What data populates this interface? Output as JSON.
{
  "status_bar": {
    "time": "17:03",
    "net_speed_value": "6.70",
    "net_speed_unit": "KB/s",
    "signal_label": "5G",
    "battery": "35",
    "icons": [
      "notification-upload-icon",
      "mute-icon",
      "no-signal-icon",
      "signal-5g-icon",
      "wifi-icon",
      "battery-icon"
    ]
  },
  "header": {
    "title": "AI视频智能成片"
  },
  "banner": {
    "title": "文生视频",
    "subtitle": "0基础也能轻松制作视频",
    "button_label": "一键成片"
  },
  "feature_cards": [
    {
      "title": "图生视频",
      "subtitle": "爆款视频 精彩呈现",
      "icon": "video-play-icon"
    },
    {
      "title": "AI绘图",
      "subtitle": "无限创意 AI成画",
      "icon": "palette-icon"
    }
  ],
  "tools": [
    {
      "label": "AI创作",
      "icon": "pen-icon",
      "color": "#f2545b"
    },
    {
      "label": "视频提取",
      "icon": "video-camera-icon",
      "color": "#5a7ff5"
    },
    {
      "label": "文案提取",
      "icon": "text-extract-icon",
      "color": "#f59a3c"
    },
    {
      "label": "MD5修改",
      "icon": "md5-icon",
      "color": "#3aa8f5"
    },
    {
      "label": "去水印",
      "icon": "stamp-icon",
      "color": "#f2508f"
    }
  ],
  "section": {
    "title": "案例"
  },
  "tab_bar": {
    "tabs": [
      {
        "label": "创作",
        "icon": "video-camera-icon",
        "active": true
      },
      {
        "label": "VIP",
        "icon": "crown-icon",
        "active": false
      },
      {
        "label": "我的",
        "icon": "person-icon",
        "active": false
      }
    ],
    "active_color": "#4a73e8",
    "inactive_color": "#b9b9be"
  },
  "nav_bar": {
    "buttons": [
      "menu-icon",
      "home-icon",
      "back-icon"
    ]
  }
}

++++++++

- Written exercise -
Reproduce the data, keeping every line exactly the same.

- Solution below -
What data populates this interface? Output as JSON.
{
  "status_bar": {
    "time": "17:03",
    "net_speed_value": "6.70",
    "net_speed_unit": "KB/s",
    "signal_label": "5G",
    "battery": "35",
    "icons": [
      "notification-upload-icon",
      "mute-icon",
      "no-signal-icon",
      "signal-5g-icon",
      "wifi-icon",
      "battery-icon"
    ]
  },
  "header": {
    "title": "AI视频智能成片"
  },
  "banner": {
    "title": "文生视频",
    "subtitle": "0基础也能轻松制作视频",
    "button_label": "一键成片"
  },
  "feature_cards": [
    {
      "title": "图生视频",
      "subtitle": "爆款视频 精彩呈现",
      "icon": "video-play-icon"
    },
    {
      "title": "AI绘图",
      "subtitle": "无限创意 AI成画",
      "icon": "palette-icon"
    }
  ],
  "tools": [
    {
      "label": "AI创作",
      "icon": "pen-icon",
      "color": "#f2545b"
    },
    {
      "label": "视频提取",
      "icon": "video-camera-icon",
      "color": "#5a7ff5"
    },
    {
      "label": "文案提取",
      "icon": "text-extract-icon",
      "color": "#f59a3c"
    },
    {
      "label": "MD5修改",
      "icon": "md5-icon",
      "color": "#3aa8f5"
    },
    {
      "label": "去水印",
      "icon": "stamp-icon",
      "color": "#f2508f"
    }
  ],
  "section": {
    "title": "案例"
  },
  "tab_bar": {
    "tabs": [
      {
        "label": "创作",
        "icon": "video-camera-icon",
        "active": true
      },
      {
        "label": "VIP",
        "icon": "crown-icon",
        "active": false
      },
      {
        "label": "我的",
        "icon": "person-icon",
        "active": false
      }
    ],
    "active_color": "#4a73e8",
    "inactive_color": "#b9b9be"
  },
  "nav_bar": {
    "buttons": [
      "menu-icon",
      "home-icon",
      "back-icon"
    ]
  }
}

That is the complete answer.